Rename "subnav-link" to "submenu-link" in the lines starting at the one containing "- section-header[interactable]: LAG: [196, 528, 1156, 563]" and ending at the one containing "- scrollbar[interactable]: [1238, 229, 1257, 575]". Return only those lines, with nothing else altered.
------ PROVIDED DATA
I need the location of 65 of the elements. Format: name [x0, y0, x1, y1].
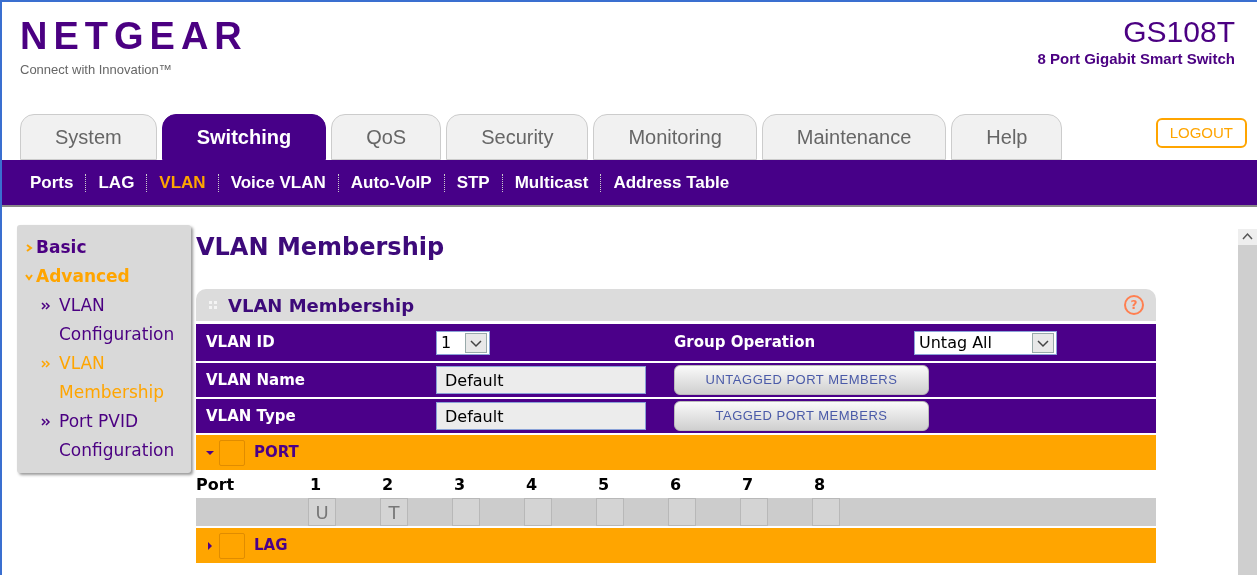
- section-header[interactable]: LAG: [196, 528, 1156, 563]
- double-chevron-icon: [41, 301, 51, 311]
- section-box: [219, 439, 245, 466]
- group-operation-select[interactable]: Untag All: [914, 330, 1057, 355]
- port-number: 2: [381, 474, 395, 496]
- subnav-link[interactable]: Multicast: [514, 169, 589, 196]
- caret-down-icon: [206, 448, 214, 457]
- text-field[interactable]: Default: [436, 402, 646, 430]
- drag-handle-icon: [208, 300, 218, 310]
- subnav-link[interactable]: STP: [456, 169, 490, 196]
- scrollbar[interactable]: [1238, 229, 1257, 575]
- sidebar-subitem[interactable]: Port PVID Configuration: [25, 407, 183, 465]
- port-number: 4: [525, 474, 539, 496]
- sidebar-subitem[interactable]: VLAN Configuration: [25, 291, 183, 349]
- nav-tab[interactable]: Monitoring: [593, 114, 757, 160]
- port-number: 1: [309, 474, 323, 496]
- nav-tab[interactable]: Switching: [161, 114, 327, 160]
- port-number: 8: [813, 474, 827, 496]
- caret-right-icon: [206, 541, 214, 550]
- double-chevron-icon: [41, 359, 51, 369]
- model-subtitle: 8 Port Gigabit Smart Switch: [1037, 49, 1235, 69]
- port-number: 3: [453, 474, 467, 496]
- nav-tab[interactable]: Maintenance: [761, 114, 947, 160]
- double-chevron-icon: [41, 417, 51, 427]
- field-label: Group Operation: [674, 332, 817, 354]
- nav-tab[interactable]: QoS: [331, 114, 442, 160]
- port-cell[interactable]: [812, 498, 840, 526]
- port-cell[interactable]: [740, 498, 768, 526]
- chevron-down-icon: [25, 272, 33, 281]
- port-members-button[interactable]: UNTAGGED PORT MEMBERS: [674, 365, 929, 395]
- scroll-up-icon[interactable]: [1238, 229, 1257, 245]
- vlan-id-select[interactable]: 1: [436, 330, 490, 355]
- model-name: GS108T: [1123, 16, 1235, 48]
- subnav-link[interactable]: VLAN: [159, 169, 206, 196]
- text-field[interactable]: Default: [436, 366, 646, 394]
- field-label: VLAN Type: [205, 405, 297, 427]
- port-cell[interactable]: [596, 498, 624, 526]
- port-cell[interactable]: [524, 498, 552, 526]
- field-label: VLAN ID: [205, 332, 276, 354]
- section-header[interactable]: PORT: [196, 435, 1156, 470]
- section-label: LAG: [254, 535, 288, 557]
- port-number: 7: [741, 474, 755, 496]
- field-label: VLAN Name: [205, 369, 307, 391]
- port-cell[interactable]: [452, 498, 480, 526]
- chevron-right-icon: [25, 243, 33, 252]
- port-number: 6: [669, 474, 683, 496]
- port-header: Port: [196, 474, 236, 496]
- subnav-link[interactable]: Address Table: [613, 169, 730, 196]
- brand-logo: NETGEAR: [20, 16, 248, 56]
- section-label: PORT: [254, 442, 299, 464]
- port-cell[interactable]: [668, 498, 696, 526]
- subnav-link[interactable]: Ports: [30, 169, 74, 196]
- panel-title: VLAN Membership: [228, 293, 415, 318]
- sidebar-item[interactable]: Basic: [25, 233, 183, 262]
- nav-tab[interactable]: System: [20, 114, 157, 160]
- brand-tagline: Connect with Innovation™: [20, 61, 173, 79]
- subnav-link[interactable]: Voice VLAN: [230, 169, 326, 196]
- port-members-button[interactable]: TAGGED PORT MEMBERS: [674, 401, 929, 431]
- subnav-link[interactable]: LAG: [98, 169, 135, 196]
- page-title: VLAN Membership: [196, 232, 446, 263]
- subnav-link[interactable]: Auto-VoIP: [350, 169, 432, 196]
- section-box: [219, 532, 245, 559]
- nav-tab[interactable]: Security: [446, 114, 589, 160]
- nav-tab[interactable]: Help: [951, 114, 1063, 160]
- port-number: 5: [597, 474, 611, 496]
------------
== EXPECTED OUTPUT ==
- section-header[interactable]: LAG: [196, 528, 1156, 563]
- double-chevron-icon: [41, 301, 51, 311]
- section-box: [219, 439, 245, 466]
- group-operation-select[interactable]: Untag All: [914, 330, 1057, 355]
- port-number: 2: [381, 474, 395, 496]
- submenu-link[interactable]: Multicast: [514, 169, 589, 196]
- caret-down-icon: [206, 448, 214, 457]
- text-field[interactable]: Default: [436, 402, 646, 430]
- drag-handle-icon: [208, 300, 218, 310]
- submenu-link[interactable]: STP: [456, 169, 490, 196]
- scrollbar[interactable]: [1238, 229, 1257, 575]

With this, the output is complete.